#### [WHAT TO WORK ON]
Quote each record exactly, please, leaving none out.

Records excerpted from a collection:
|---|

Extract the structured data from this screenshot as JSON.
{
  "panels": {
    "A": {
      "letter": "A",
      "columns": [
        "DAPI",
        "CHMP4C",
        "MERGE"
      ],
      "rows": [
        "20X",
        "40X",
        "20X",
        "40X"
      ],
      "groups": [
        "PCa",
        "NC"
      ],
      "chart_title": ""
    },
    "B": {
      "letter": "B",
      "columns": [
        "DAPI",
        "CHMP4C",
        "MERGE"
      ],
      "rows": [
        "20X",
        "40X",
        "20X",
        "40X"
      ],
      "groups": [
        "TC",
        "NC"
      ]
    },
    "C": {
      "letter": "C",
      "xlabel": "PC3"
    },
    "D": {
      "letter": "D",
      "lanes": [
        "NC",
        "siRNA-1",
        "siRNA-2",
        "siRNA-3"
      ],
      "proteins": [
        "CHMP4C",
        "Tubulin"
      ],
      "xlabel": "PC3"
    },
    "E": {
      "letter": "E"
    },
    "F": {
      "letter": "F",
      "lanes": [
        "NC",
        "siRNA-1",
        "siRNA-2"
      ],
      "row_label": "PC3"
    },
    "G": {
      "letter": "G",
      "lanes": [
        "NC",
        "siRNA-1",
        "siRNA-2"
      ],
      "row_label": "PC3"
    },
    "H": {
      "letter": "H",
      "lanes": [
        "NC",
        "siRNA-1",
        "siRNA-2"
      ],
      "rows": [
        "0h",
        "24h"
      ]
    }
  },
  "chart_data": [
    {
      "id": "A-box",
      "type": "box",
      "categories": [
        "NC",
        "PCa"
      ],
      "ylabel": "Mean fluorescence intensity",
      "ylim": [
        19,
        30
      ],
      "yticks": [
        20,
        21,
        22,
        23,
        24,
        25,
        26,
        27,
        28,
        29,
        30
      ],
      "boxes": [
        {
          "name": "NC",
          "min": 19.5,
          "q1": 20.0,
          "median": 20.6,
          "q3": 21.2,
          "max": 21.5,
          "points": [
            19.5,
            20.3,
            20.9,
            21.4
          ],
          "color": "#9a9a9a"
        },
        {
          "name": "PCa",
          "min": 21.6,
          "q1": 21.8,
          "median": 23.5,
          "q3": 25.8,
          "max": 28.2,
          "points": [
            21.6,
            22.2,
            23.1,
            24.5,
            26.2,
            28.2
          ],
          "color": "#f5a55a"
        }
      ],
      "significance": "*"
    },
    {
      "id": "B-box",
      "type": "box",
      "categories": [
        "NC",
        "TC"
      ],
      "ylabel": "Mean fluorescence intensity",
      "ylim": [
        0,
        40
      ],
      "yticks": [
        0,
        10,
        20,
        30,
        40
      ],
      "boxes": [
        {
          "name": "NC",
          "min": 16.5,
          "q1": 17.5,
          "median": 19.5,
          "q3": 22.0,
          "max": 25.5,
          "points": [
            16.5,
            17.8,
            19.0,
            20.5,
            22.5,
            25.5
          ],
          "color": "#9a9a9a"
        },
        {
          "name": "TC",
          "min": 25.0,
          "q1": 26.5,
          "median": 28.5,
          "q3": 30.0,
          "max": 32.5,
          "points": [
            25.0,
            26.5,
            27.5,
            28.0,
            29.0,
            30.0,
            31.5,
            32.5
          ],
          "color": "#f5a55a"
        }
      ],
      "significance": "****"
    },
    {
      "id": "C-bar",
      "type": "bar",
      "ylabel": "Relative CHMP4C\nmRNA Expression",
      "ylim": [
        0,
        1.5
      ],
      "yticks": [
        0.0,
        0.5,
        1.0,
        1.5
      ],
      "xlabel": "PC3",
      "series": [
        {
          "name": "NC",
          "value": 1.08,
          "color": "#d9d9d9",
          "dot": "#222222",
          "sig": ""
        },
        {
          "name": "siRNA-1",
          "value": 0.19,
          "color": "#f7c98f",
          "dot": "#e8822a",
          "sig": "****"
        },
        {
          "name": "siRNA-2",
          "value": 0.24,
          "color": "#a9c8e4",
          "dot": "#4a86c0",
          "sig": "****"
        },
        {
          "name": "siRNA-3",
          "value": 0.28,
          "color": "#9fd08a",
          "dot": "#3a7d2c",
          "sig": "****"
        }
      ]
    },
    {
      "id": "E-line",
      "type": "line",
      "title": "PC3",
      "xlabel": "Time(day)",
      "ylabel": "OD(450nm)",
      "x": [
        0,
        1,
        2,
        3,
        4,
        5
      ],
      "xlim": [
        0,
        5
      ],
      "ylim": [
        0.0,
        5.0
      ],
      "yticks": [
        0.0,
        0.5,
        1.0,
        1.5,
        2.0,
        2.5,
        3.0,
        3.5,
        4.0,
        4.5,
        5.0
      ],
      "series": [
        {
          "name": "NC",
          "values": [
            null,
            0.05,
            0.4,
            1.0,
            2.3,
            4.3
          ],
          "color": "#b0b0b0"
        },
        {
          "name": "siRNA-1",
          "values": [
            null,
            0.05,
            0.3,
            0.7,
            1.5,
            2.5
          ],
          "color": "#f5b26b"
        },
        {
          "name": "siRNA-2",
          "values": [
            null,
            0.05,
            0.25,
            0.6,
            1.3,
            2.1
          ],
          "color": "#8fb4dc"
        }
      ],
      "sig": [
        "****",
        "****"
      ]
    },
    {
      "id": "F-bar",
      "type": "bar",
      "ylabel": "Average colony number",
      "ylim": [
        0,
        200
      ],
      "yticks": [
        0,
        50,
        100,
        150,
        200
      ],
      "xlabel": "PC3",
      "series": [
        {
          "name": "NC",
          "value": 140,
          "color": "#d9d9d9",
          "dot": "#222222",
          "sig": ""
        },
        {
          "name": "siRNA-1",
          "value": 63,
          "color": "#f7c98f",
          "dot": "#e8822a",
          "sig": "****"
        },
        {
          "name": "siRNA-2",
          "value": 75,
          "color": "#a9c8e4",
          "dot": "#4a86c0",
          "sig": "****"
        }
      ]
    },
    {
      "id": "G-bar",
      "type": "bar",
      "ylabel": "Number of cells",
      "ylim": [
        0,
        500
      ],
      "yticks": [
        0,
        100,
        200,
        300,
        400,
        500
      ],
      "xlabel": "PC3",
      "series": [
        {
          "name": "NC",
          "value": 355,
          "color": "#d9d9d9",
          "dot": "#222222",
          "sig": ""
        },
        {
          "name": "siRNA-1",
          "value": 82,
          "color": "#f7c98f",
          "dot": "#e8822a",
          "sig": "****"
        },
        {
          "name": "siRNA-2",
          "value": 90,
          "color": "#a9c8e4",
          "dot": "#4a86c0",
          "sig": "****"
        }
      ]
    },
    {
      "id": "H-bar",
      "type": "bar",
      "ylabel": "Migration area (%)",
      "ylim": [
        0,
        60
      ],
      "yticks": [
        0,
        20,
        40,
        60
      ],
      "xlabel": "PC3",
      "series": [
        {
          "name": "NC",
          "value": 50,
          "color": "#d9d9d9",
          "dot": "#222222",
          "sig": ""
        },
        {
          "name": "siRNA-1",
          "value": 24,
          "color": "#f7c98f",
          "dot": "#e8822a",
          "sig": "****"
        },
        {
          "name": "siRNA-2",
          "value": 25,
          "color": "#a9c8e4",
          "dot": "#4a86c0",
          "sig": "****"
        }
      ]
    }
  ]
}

|---|

#### [RESULT OF THIS TASK]
Extract the structured data from this screenshot as JSON.
{
  "panels": {
    "A": {
      "letter": "A",
      "columns": [
        "DAPI",
        "CHMP4C",
        "MERGE"
      ],
      "rows": [
        "20X",
        "40X",
        "20X",
        "40X"
      ],
      "groups": [
        "PCa",
        "NC"
      ],
      "chart_title": ""
    },
    "B": {
      "letter": "B",
      "columns": [
        "DAPI",
        "CHMP4C",
        "MERGE"
      ],
      "rows": [
        "20X",
        "40X",
        "20X",
        "40X"
      ],
      "groups": [
        "TC",
        "NC"
      ]
    },
    "C": {
      "letter": "C",
      "xlabel": "PC3"
    },
    "D": {
      "letter": "D",
      "lanes": [
        "NC",
        "siRNA-1",
        "siRNA-2",
        "siRNA-3"
      ],
      "proteins": [
        "CHMP4C",
        "Tubulin"
      ],
      "xlabel": "PC3"
    },
    "E": {
      "letter": "E"
    },
    "F": {
      "letter": "F",
      "lanes": [
        "NC",
        "siRNA-1",
        "siRNA-2"
      ],
      "row_label": "PC3"
    },
    "G": {
      "letter": "G",
      "lanes": [
        "NC",
        "siRNA-1",
        "siRNA-2"
      ],
      "row_label": "PC3"
    },
    "H": {
      "letter": "H",
      "lanes": [
        "NC",
        "siRNA-1",
        "siRNA-2"
      ],
      "rows": [
        "0h",
        "24h"
      ]
    }
  },
  "chart_data": [
    {
      "id": "A-box",
      "type": "box",
      "categories": [
        "NC",
        "PCa"
      ],
      "ylabel": "Mean fluorescence intensity",
      "ylim": [
        19,
        30
      ],
      "yticks": [
        20,
        21,
        22,
        23,
        24,
        25,
        26,
        27,
        28,
        29,
        30
      ],
      "boxes": [
        {
          "name": "NC",
          "min": 19.5,
          "q1": 20.0,
          "median": 20.6,
          "q3": 21.2,
          "max": 21.5,
          "points": [
            19.5,
            20.3,
            20.9,
            21.4
          ],
          "color": "#9a9a9a"
        },
        {
          "name": "PCa",
          "min": 21.6,
          "q1": 21.8,
          "median": 23.5,
          "q3": 25.8,
          "max": 28.2,
          "points": [
            21.6,
            22.2,
            23.1,
            24.5,
            26.2,
            28.2
          ],
          "color": "#f5a55a"
        }
      ],
      "significance": "*"
    },
    {
      "id": "B-box",
      "type": "box",
      "categories": [
        "NC",
        "TC"
      ],
      "ylabel": "Mean fluorescence intensity",
      "ylim": [
        0,
        40
      ],
      "yticks": [
        0,
        10,
        20,
        30,
        40
      ],
      "boxes": [
        {
          "name": "NC",
          "min": 16.5,
          "q1": 17.5,
          "median": 19.5,
          "q3": 22.0,
          "max": 25.5,
          "points": [
            16.5,
            17.8,
            19.0,
            20.5,
            22.5,
            25.5
          ],
          "color": "#9a9a9a"
        },
        {
          "name": "TC",
          "min": 25.0,
          "q1": 26.5,
          "median": 28.5,
          "q3": 30.0,
          "max": 32.5,
          "points": [
            25.0,
            26.5,
            27.5,
            28.0,
            29.0,
            30.0,
            31.5,
            32.5
          ],
          "color": "#f5a55a"
        }
      ],
      "significance": "****"
    },
    {
      "id": "C-bar",
      "type": "bar",
      "ylabel": "Relative CHMP4C\nmRNA Expression",
      "ylim": [
        0,
        1.5
      ],
      "yticks": [
        0.0,
        0.5,
        1.0,
        1.5
      ],
      "xlabel": "PC3",
      "series": [
        {
          "name": "NC",
          "value": 1.08,
          "color": "#d9d9d9",
          "dot": "#222222",
          "sig": ""
        },
        {
          "name": "siRNA-1",
          "value": 0.19,
          "color": "#f7c98f",
          "dot": "#e8822a",
          "sig": "****"
        },
        {
          "name": "siRNA-2",
          "value": 0.24,
          "color": "#a9c8e4",
          "dot": "#4a86c0",
          "sig": "****"
        },
        {
          "name": "siRNA-3",
          "value": 0.28,
          "color": "#9fd08a",
          "dot": "#3a7d2c",
          "sig": "****"
        }
      ]
    },
    {
      "id": "E-line",
      "type": "line",
      "title": "PC3",
      "xlabel": "Time(day)",
      "ylabel": "OD(450nm)",
      "x": [
        0,
        1,
        2,
        3,
        4,
        5
      ],
      "xlim": [
        0,
        5
      ],
      "ylim": [
        0.0,
        5.0
      ],
      "yticks": [
        0.0,
        0.5,
        1.0,
        1.5,
        2.0,
        2.5,
        3.0,
        3.5,
        4.0,
        4.5,
        5.0
      ],
      "series": [
        {
          "name": "NC",
          "values": [
            null,
            0.05,
            0.4,
            1.0,
            2.3,
            4.3
          ],
          "color": "#b0b0b0"
        },
        {
          "name": "siRNA-1",
          "values": [
            null,
            0.05,
            0.3,
            0.7,
            1.5,
            2.5
          ],
          "color": "#f5b26b"
        },
        {
          "name": "siRNA-2",
          "values": [
            null,
            0.05,
            0.25,
            0.6,
            1.3,
            2.1
          ],
          "color": "#8fb4dc"
        }
      ],
      "sig": [
        "****",
        "****"
      ]
    },
    {
      "id": "F-bar",
      "type": "bar",
      "ylabel": "Average colony number",
      "ylim": [
        0,
        200
      ],
      "yticks": [
        0,
        50,
        100,
        150,
        200
      ],
      "xlabel": "PC3",
      "series": [
        {
          "name": "NC",
          "value": 140,
          "color": "#d9d9d9",
          "dot": "#222222",
          "sig": ""
        },
        {
          "name": "siRNA-1",
          "value": 63,
          "color": "#f7c98f",
          "dot": "#e8822a",
          "sig": "****"
        },
        {
          "name": "siRNA-2",
          "value": 75,
          "color": "#a9c8e4",
          "dot": "#4a86c0",
          "sig": "****"
        }
      ]
    },
    {
      "id": "G-bar",
      "type": "bar",
      "ylabel": "Number of cells",
      "ylim": [
        0,
        500
      ],
      "yticks": [
        0,
        100,
        200,
        300,
        400,
        500
      ],
      "xlabel": "PC3",
      "series": [
        {
          "name": "NC",
          "value": 355,
          "color": "#d9d9d9",
          "dot": "#222222",
          "sig": ""
        },
        {
          "name": "siRNA-1",
          "value": 82,
          "color": "#f7c98f",
          "dot": "#e8822a",
          "sig": "****"
        },
        {
          "name": "siRNA-2",
          "value": 90,
          "color": "#a9c8e4",
          "dot": "#4a86c0",
          "sig": "****"
        }
      ]
    },
    {
      "id": "H-bar",
      "type": "bar",
      "ylabel": "Migration area (%)",
      "ylim": [
        0,
        60
      ],
      "yticks": [
        0,
        20,
        40,
        60
      ],
      "xlabel": "PC3",
      "series": [
        {
          "name": "NC",
          "value": 50,
          "color": "#d9d9d9",
          "dot": "#222222",
          "sig": ""
        },
        {
          "name": "siRNA-1",
          "value": 24,
          "color": "#f7c98f",
          "dot": "#e8822a",
          "sig": "****"
        },
        {
          "name": "siRNA-2",
          "value": 25,
          "color": "#a9c8e4",
          "dot": "#4a86c0",
          "sig": "****"
        }
      ]
    }
  ]
}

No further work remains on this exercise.